Stored data:
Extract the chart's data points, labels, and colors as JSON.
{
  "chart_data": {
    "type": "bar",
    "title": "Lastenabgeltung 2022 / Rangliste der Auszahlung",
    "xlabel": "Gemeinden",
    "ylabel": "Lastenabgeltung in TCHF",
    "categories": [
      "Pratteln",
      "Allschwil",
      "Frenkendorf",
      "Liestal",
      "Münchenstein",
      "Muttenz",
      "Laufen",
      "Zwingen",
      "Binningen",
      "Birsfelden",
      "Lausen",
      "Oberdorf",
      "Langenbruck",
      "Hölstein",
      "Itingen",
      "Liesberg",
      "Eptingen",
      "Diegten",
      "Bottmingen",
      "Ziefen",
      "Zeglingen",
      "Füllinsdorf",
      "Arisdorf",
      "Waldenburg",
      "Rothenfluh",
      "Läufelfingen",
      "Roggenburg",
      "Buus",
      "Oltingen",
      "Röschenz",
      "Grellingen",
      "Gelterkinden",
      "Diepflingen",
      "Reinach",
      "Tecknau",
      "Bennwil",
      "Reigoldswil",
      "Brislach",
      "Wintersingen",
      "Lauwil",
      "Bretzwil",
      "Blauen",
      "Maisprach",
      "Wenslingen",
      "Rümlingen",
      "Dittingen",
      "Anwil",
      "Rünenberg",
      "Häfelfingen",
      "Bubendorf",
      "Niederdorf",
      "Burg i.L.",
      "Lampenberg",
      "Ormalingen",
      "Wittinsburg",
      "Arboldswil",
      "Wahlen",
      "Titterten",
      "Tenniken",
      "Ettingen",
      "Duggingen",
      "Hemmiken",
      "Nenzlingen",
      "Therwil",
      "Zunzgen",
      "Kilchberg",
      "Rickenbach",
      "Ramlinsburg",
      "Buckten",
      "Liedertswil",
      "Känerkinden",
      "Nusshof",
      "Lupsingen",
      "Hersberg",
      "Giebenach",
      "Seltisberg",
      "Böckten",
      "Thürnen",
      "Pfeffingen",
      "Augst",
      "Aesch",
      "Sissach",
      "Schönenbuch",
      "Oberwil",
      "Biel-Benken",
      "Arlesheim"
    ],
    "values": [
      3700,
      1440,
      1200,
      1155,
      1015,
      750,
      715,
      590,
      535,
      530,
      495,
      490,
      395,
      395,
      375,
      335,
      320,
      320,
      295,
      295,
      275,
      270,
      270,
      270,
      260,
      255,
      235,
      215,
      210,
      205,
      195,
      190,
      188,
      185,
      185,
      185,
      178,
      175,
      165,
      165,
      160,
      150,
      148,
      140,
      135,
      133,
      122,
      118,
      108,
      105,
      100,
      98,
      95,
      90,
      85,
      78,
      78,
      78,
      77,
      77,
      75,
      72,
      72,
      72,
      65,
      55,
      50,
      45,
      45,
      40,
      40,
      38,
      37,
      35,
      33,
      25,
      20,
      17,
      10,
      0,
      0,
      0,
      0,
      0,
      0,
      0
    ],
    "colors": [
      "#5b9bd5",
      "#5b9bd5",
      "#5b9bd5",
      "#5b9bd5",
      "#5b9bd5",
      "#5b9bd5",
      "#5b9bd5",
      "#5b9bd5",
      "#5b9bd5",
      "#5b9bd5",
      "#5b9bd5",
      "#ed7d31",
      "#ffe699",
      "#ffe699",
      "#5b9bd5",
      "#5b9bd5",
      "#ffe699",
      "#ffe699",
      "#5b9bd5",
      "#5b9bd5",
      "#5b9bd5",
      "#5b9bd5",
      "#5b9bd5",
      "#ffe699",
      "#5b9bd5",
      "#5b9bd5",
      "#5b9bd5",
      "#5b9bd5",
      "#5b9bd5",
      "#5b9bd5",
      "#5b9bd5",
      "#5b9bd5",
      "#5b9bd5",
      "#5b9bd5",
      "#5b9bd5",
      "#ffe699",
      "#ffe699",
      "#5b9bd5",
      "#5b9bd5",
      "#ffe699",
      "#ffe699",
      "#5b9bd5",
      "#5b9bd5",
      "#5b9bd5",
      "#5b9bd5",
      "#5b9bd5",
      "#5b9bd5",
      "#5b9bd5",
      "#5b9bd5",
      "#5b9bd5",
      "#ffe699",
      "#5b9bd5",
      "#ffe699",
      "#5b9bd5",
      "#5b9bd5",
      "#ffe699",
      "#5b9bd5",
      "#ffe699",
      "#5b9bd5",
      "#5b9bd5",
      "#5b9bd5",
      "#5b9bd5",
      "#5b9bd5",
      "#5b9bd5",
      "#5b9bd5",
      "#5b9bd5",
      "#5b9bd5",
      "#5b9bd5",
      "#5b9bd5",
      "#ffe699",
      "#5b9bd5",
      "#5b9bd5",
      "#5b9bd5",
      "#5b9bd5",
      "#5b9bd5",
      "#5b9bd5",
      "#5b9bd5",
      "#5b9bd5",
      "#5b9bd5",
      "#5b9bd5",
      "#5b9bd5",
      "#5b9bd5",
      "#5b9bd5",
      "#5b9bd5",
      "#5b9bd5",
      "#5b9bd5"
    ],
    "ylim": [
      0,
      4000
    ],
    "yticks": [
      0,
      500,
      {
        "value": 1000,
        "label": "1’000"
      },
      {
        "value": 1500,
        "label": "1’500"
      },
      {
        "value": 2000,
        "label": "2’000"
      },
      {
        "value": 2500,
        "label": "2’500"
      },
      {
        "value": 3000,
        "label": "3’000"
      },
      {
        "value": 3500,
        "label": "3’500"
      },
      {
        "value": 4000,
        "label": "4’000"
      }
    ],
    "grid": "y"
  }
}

Stated exercise: Repeat the material above in full, quoting it exactly.

Exercise output:
Extract the chart's data points, labels, and colors as JSON.
{
  "chart_data": {
    "type": "bar",
    "title": "Lastenabgeltung 2022 / Rangliste der Auszahlung",
    "xlabel": "Gemeinden",
    "ylabel": "Lastenabgeltung in TCHF",
    "categories": [
      "Pratteln",
      "Allschwil",
      "Frenkendorf",
      "Liestal",
      "Münchenstein",
      "Muttenz",
      "Laufen",
      "Zwingen",
      "Binningen",
      "Birsfelden",
      "Lausen",
      "Oberdorf",
      "Langenbruck",
      "Hölstein",
      "Itingen",
      "Liesberg",
      "Eptingen",
      "Diegten",
      "Bottmingen",
      "Ziefen",
      "Zeglingen",
      "Füllinsdorf",
      "Arisdorf",
      "Waldenburg",
      "Rothenfluh",
      "Läufelfingen",
      "Roggenburg",
      "Buus",
      "Oltingen",
      "Röschenz",
      "Grellingen",
      "Gelterkinden",
      "Diepflingen",
      "Reinach",
      "Tecknau",
      "Bennwil",
      "Reigoldswil",
      "Brislach",
      "Wintersingen",
      "Lauwil",
      "Bretzwil",
      "Blauen",
      "Maisprach",
      "Wenslingen",
      "Rümlingen",
      "Dittingen",
      "Anwil",
      "Rünenberg",
      "Häfelfingen",
      "Bubendorf",
      "Niederdorf",
      "Burg i.L.",
      "Lampenberg",
      "Ormalingen",
      "Wittinsburg",
      "Arboldswil",
      "Wahlen",
      "Titterten",
      "Tenniken",
      "Ettingen",
      "Duggingen",
      "Hemmiken",
      "Nenzlingen",
      "Therwil",
      "Zunzgen",
      "Kilchberg",
      "Rickenbach",
      "Ramlinsburg",
      "Buckten",
      "Liedertswil",
      "Känerkinden",
      "Nusshof",
      "Lupsingen",
      "Hersberg",
      "Giebenach",
      "Seltisberg",
      "Böckten",
      "Thürnen",
      "Pfeffingen",
      "Augst",
      "Aesch",
      "Sissach",
      "Schönenbuch",
      "Oberwil",
      "Biel-Benken",
      "Arlesheim"
    ],
    "values": [
      3700,
      1440,
      1200,
      1155,
      1015,
      750,
      715,
      590,
      535,
      530,
      495,
      490,
      395,
      395,
      375,
      335,
      320,
      320,
      295,
      295,
      275,
      270,
      270,
      270,
      260,
      255,
      235,
      215,
      210,
      205,
      195,
      190,
      188,
      185,
      185,
      185,
      178,
      175,
      165,
      165,
      160,
      150,
      148,
      140,
      135,
      133,
      122,
      118,
      108,
      105,
      100,
      98,
      95,
      90,
      85,
      78,
      78,
      78,
      77,
      77,
      75,
      72,
      72,
      72,
      65,
      55,
      50,
      45,
      45,
      40,
      40,
      38,
      37,
      35,
      33,
      25,
      20,
      17,
      10,
      0,
      0,
      0,
      0,
      0,
      0,
      0
    ],
    "colors": [
      "#5b9bd5",
      "#5b9bd5",
      "#5b9bd5",
      "#5b9bd5",
      "#5b9bd5",
      "#5b9bd5",
      "#5b9bd5",
      "#5b9bd5",
      "#5b9bd5",
      "#5b9bd5",
      "#5b9bd5",
      "#ed7d31",
      "#ffe699",
      "#ffe699",
      "#5b9bd5",
      "#5b9bd5",
      "#ffe699",
      "#ffe699",
      "#5b9bd5",
      "#5b9bd5",
      "#5b9bd5",
      "#5b9bd5",
      "#5b9bd5",
      "#ffe699",
      "#5b9bd5",
      "#5b9bd5",
      "#5b9bd5",
      "#5b9bd5",
      "#5b9bd5",
      "#5b9bd5",
      "#5b9bd5",
      "#5b9bd5",
      "#5b9bd5",
      "#5b9bd5",
      "#5b9bd5",
      "#ffe699",
      "#ffe699",
      "#5b9bd5",
      "#5b9bd5",
      "#ffe699",
      "#ffe699",
      "#5b9bd5",
      "#5b9bd5",
      "#5b9bd5",
      "#5b9bd5",
      "#5b9bd5",
      "#5b9bd5",
      "#5b9bd5",
      "#5b9bd5",
      "#5b9bd5",
      "#ffe699",
      "#5b9bd5",
      "#ffe699",
      "#5b9bd5",
      "#5b9bd5",
      "#ffe699",
      "#5b9bd5",
      "#ffe699",
      "#5b9bd5",
      "#5b9bd5",
      "#5b9bd5",
      "#5b9bd5",
      "#5b9bd5",
      "#5b9bd5",
      "#5b9bd5",
      "#5b9bd5",
      "#5b9bd5",
      "#5b9bd5",
      "#5b9bd5",
      "#ffe699",
      "#5b9bd5",
      "#5b9bd5",
      "#5b9bd5",
      "#5b9bd5",
      "#5b9bd5",
      "#5b9bd5",
      "#5b9bd5",
      "#5b9bd5",
      "#5b9bd5",
      "#5b9bd5",
      "#5b9bd5",
      "#5b9bd5",
      "#5b9bd5",
      "#5b9bd5",
      "#5b9bd5",
      "#5b9bd5"
    ],
    "ylim": [
      0,
      4000
    ],
    "yticks": [
      0,
      500,
      {
        "value": 1000,
        "label": "1’000"
      },
      {
        "value": 1500,
        "label": "1’500"
      },
      {
        "value": 2000,
        "label": "2’000"
      },
      {
        "value": 2500,
        "label": "2’500"
      },
      {
        "value": 3000,
        "label": "3’000"
      },
      {
        "value": 3500,
        "label": "3’500"
      },
      {
        "value": 4000,
        "label": "4’000"
      }
    ],
    "grid": "y"
  }
}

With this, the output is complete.